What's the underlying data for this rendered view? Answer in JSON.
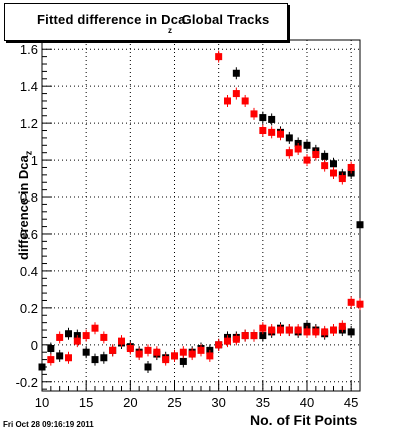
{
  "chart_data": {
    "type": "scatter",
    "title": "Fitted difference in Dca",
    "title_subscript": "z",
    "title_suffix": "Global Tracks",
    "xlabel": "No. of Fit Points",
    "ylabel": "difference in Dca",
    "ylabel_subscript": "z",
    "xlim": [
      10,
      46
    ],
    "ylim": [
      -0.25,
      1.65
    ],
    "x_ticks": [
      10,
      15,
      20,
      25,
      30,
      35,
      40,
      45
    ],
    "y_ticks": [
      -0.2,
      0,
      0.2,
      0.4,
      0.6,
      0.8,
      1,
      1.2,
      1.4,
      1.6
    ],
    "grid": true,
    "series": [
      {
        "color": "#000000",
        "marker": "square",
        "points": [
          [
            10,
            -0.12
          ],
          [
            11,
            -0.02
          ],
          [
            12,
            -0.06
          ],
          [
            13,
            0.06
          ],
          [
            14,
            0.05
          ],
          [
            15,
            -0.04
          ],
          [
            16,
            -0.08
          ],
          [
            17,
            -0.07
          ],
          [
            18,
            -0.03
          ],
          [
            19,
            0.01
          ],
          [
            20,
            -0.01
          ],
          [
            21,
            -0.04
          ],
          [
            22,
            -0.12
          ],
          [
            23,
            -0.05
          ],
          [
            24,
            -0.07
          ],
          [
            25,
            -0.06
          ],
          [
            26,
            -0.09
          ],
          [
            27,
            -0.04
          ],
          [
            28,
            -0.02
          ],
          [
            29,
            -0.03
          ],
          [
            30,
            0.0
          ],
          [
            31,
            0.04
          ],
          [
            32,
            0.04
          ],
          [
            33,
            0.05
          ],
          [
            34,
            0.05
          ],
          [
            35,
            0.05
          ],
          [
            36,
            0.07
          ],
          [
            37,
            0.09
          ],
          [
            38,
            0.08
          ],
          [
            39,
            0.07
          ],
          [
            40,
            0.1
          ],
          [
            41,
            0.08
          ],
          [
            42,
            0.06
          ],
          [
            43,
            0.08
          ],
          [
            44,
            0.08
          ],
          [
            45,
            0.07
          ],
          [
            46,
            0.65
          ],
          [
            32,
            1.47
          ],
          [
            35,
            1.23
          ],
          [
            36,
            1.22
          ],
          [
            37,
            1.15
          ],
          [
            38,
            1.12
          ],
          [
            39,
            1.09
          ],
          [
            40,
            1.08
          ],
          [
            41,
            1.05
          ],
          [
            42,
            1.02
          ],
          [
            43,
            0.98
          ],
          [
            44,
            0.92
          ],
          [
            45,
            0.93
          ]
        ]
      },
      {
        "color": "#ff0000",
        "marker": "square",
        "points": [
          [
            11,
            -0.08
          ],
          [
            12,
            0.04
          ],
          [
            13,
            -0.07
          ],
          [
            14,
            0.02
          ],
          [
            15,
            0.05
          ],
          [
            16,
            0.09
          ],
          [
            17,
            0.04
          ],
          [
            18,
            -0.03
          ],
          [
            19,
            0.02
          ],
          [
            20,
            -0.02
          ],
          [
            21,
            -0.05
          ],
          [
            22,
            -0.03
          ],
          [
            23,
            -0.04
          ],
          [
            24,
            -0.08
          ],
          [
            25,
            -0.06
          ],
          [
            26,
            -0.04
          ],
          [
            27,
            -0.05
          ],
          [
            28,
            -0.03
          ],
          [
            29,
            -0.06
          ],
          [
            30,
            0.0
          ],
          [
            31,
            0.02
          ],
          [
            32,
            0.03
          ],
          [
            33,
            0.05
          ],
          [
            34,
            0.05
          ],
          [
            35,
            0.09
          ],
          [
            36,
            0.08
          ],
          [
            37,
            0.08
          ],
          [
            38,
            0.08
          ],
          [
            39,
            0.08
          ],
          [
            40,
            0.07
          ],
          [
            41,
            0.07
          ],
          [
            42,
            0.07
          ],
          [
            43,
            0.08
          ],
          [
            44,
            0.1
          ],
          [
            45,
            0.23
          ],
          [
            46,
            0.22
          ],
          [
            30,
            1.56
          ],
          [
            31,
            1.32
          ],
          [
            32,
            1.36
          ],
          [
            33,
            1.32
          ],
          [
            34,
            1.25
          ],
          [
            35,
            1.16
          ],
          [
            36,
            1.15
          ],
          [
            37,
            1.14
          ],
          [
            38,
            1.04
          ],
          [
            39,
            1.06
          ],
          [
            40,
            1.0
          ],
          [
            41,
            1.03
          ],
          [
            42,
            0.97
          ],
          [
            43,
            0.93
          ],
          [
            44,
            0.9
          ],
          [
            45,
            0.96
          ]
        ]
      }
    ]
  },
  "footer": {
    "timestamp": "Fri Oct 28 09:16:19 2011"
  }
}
====
**Problem**
Scan the records for the string "difference". Copy each line in which it appears.

**The completed task**
    "title": "Fitted difference in Dca",
    "ylabel": "difference in Dca",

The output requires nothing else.